| Selection |
※
My position, given the peer reviewed literature, is that GHGs reduction policy should be based on the fact that the issue is uncertain, rather than certain. For example, say there was a pesticide that was being used, and at the same time all the bees where dying, yet there was no solid proof that the compound was the direct cause of the bees demise, surely the most prudent action would be to reduce the use of the compound? A precaution.
But with climate science, to a degree the opposite has occurred. Action on reductions is not viewed as an insurance problem due to uncertainty. Why would a scientist challenge the view that the pesticide is not the primary cause? Even though it could be an introduced pest that is having the greatest impact on the bees, which, ironically, could be controlled by a pesticide?
Jbar says
Statistically global temperatures are still within the rising 35 year trend channel, and it has been a while since we had a bona fide El Nino, but 5 more years of this and we’ll officially have broken out of the 35 year rising trend.
indigo says
And I thought the science was settled. Silly me.
Olaf Koenders says
That’s just silly. ARGO can’t find it. You seem to suggest that hot water doesn’t rise. There’s even a comment here from someone stating “heat is not temperature”. WHAT?!
Notably your “chart” above doesn’t show any acceleration whatsoever and, there’s no Y-scale. Are you measuring this in phlogistons?
Sea levels have been rising for tens of thousands of years, since the last deep ice age ended. There’s no acceleration evident today. Have you taken land subsidence into account? Have you even noticed charts of where it’s slowed?
※
| Challenge 1 |
According to Jbar in the climate comments, global temperatures are statistically still within what kind of trend channel?
| Challenge 2 |
Pick up the climate comments after their final sentence and write the next part.
The records that follow come from a separate source and are unrelated to the climate comments.
※
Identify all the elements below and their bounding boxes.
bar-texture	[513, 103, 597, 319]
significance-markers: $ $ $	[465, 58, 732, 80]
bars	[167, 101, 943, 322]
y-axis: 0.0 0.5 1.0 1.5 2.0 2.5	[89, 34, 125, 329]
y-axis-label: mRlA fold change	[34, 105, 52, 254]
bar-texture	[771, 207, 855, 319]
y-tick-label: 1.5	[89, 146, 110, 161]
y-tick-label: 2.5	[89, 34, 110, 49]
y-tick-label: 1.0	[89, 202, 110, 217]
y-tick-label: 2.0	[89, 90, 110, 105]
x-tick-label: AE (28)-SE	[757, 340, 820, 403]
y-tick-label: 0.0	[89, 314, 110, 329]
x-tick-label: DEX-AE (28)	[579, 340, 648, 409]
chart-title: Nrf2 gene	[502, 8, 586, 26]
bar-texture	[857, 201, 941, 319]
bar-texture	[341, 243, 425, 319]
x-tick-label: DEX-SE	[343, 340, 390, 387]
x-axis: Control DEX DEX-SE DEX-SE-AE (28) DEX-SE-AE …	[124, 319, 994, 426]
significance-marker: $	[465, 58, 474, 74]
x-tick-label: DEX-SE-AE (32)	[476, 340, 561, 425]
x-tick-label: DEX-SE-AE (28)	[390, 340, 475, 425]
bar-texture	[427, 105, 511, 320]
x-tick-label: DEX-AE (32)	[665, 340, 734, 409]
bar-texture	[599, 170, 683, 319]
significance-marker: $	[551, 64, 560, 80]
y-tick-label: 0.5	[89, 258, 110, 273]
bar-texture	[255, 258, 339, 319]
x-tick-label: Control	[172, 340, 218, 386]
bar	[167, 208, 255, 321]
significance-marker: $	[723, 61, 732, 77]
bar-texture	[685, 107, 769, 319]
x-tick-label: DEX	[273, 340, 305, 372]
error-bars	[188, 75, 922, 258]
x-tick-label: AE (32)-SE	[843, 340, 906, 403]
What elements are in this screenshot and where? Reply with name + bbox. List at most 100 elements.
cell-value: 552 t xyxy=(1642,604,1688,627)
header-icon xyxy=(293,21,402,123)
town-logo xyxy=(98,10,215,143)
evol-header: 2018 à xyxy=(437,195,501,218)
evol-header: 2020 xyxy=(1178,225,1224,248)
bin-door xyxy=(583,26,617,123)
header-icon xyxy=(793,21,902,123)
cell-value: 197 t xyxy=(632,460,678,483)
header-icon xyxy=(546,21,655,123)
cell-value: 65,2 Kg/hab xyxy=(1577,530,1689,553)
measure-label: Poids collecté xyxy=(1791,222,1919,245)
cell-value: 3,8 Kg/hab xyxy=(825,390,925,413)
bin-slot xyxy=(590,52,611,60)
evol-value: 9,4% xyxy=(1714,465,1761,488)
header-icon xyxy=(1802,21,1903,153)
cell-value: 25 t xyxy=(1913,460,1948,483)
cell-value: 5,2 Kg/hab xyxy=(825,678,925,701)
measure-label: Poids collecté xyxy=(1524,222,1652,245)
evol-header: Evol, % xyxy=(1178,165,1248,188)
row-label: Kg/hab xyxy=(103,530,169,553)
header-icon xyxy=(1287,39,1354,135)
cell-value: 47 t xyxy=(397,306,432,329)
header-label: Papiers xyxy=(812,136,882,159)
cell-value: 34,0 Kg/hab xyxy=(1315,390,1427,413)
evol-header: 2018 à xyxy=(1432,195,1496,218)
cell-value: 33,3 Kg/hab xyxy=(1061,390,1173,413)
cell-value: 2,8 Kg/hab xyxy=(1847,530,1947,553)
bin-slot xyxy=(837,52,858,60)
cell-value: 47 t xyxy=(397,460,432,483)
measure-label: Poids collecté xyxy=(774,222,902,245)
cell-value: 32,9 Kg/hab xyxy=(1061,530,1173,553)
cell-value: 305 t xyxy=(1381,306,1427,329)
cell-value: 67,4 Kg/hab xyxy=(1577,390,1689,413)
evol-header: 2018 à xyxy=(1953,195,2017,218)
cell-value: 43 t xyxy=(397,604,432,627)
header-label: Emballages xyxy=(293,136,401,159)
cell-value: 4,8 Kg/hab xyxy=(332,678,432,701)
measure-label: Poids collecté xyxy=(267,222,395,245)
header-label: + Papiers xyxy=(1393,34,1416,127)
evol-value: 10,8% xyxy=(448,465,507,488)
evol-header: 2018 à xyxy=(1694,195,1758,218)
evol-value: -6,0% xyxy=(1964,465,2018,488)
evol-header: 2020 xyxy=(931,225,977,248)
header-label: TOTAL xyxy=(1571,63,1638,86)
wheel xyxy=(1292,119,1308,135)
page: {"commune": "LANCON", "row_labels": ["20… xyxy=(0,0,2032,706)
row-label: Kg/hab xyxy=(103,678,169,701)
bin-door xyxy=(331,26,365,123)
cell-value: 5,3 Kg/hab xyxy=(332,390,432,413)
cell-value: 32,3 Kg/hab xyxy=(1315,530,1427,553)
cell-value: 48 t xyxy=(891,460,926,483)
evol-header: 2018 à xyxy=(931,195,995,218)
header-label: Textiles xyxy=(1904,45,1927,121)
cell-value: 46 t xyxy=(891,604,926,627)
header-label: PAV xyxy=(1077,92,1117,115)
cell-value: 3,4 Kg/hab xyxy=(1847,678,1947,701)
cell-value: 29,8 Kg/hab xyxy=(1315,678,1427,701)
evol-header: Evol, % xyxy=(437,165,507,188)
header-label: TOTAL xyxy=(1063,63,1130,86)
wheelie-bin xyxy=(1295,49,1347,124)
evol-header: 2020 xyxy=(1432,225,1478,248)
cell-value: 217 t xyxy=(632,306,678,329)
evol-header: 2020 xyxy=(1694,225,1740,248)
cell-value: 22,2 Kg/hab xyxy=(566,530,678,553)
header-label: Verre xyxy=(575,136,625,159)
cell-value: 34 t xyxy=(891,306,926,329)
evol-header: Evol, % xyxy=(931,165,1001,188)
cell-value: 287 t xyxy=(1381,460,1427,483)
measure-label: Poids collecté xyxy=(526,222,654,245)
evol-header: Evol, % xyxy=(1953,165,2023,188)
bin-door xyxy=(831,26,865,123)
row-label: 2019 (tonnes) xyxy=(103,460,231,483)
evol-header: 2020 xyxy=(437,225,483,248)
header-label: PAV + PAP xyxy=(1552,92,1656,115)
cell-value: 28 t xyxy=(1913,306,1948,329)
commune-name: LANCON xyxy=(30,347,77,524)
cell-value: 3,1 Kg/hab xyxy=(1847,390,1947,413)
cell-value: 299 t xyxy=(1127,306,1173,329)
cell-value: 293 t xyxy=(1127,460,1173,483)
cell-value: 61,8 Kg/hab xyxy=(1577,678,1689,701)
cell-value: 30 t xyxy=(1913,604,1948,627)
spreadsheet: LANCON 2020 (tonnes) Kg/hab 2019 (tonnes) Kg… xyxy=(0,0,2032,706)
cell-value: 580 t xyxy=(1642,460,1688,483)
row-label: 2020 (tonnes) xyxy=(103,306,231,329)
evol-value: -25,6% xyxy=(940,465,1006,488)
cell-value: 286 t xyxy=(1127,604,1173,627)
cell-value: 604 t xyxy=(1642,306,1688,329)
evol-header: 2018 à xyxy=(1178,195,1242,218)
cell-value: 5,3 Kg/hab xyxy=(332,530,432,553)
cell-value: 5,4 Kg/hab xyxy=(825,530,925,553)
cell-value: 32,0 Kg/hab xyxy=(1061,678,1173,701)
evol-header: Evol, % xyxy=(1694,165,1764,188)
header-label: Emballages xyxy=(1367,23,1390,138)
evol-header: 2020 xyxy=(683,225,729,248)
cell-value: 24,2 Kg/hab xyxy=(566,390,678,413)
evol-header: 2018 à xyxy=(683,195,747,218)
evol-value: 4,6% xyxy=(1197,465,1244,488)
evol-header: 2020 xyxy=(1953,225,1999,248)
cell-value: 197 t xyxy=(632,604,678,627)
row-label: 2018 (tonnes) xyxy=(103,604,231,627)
※
| Final result 1 |
The rising 35-year trend channel.

| Final result 2 |
How did the Australian Aborigine cross the oceans to get here? Maybe you should see this:
http://www.migrationheritage.nsw.gov.au/objects-through-time/essays/50000-years-before-present/attachment/map-of-ice-age-aust
You seem utterly convinced that man-made CO2 (still a tiny trace gas in our atmosphere at 0.0397%) is going to burn the planet to hell tomorrow. Of course, when it comes to doomsayers, it’s always tomorrow, next week or in the future. That just continues until the next fearmongering “fad” comes along to be likewise always “predicted” in the future. Some questions for you:
Every exhalation is around 4% CO2 (40,000ppm – atmospere now 397ppm). How is it you don’t burn your tongue in the sun when you exhale that ENORMOUS 4% of CO2?
How is it that delicate aragonite corals evolved when CO2 was some 20x higher than today?
With CO2 so much higher in the past and you expecting a LINEAR scale to CO2 heat trapping effect, why was there never a runaway greenhouse, ever?
How is it that CO2 was many times higher than today even during deep ice ages?
You understand that CO2 is necessary for photosynthesis and farmers actually pump CO2 into their greenhouses to increase yields, right?
Do you know that Viking graves in Greenland now are in permafrost – something you can’t dig without hydraulics? Vikings colonised and farmed Greenland 1000 years ago, why did they leave 300 years later?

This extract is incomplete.